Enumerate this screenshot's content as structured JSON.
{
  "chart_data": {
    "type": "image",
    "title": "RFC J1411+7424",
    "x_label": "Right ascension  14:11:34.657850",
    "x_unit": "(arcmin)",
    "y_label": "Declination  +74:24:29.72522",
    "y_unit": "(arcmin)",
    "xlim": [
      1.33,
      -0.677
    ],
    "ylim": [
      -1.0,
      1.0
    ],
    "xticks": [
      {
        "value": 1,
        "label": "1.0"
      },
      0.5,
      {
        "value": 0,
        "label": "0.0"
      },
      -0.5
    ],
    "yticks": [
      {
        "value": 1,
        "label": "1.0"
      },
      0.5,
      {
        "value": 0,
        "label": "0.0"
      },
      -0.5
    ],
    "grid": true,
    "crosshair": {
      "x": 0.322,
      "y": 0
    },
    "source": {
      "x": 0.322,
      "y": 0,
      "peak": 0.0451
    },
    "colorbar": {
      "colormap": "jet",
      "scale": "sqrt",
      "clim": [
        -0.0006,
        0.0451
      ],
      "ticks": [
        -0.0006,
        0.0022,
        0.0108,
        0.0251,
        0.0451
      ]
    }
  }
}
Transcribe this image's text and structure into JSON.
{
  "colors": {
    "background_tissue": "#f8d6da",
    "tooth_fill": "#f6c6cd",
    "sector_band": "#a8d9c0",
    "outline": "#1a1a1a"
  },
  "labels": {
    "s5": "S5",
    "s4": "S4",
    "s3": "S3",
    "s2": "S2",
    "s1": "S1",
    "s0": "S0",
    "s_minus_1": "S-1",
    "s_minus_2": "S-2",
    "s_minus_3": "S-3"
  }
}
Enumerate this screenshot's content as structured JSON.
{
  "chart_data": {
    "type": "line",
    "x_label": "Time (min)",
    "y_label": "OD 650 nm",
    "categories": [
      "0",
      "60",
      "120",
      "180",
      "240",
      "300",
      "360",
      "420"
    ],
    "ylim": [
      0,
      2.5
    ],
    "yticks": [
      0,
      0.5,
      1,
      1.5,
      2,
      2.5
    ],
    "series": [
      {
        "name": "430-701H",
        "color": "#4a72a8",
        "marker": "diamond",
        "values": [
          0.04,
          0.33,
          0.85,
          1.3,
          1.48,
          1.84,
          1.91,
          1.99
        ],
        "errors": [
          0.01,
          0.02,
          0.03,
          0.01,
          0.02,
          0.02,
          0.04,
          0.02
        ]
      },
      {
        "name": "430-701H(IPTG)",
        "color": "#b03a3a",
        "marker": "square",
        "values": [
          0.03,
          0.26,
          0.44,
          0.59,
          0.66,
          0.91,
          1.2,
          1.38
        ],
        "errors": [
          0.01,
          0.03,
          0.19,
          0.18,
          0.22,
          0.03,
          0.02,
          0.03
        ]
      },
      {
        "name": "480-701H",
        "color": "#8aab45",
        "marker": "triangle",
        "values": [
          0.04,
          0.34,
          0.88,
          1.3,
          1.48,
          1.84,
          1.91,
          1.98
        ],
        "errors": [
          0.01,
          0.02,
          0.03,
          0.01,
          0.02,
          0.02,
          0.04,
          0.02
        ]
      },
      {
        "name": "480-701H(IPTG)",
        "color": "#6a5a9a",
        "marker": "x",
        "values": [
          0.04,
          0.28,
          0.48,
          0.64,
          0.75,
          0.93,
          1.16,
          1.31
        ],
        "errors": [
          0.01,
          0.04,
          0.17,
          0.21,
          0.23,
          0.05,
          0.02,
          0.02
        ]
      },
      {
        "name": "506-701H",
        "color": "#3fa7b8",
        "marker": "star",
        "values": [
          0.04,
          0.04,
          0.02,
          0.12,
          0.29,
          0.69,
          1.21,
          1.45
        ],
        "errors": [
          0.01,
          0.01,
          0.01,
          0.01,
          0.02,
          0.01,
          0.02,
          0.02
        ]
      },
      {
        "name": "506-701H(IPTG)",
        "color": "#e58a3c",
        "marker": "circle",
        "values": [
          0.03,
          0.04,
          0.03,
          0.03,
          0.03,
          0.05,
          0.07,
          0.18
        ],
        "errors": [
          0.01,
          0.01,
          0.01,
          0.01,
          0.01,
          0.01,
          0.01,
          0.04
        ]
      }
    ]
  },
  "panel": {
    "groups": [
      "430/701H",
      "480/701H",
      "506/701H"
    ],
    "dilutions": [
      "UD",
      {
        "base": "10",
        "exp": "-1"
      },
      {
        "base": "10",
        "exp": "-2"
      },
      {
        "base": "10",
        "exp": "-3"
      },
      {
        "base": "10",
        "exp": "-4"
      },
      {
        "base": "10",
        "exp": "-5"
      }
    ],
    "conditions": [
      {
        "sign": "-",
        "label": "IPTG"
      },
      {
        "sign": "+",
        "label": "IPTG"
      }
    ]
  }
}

+---+

Show each line in the entries that holds the string "IPTG".

        "name": "430-701H(IPTG)",
        "name": "480-701H(IPTG)",
        "name": "506-701H(IPTG)",
        "label": "IPTG"
        "label": "IPTG"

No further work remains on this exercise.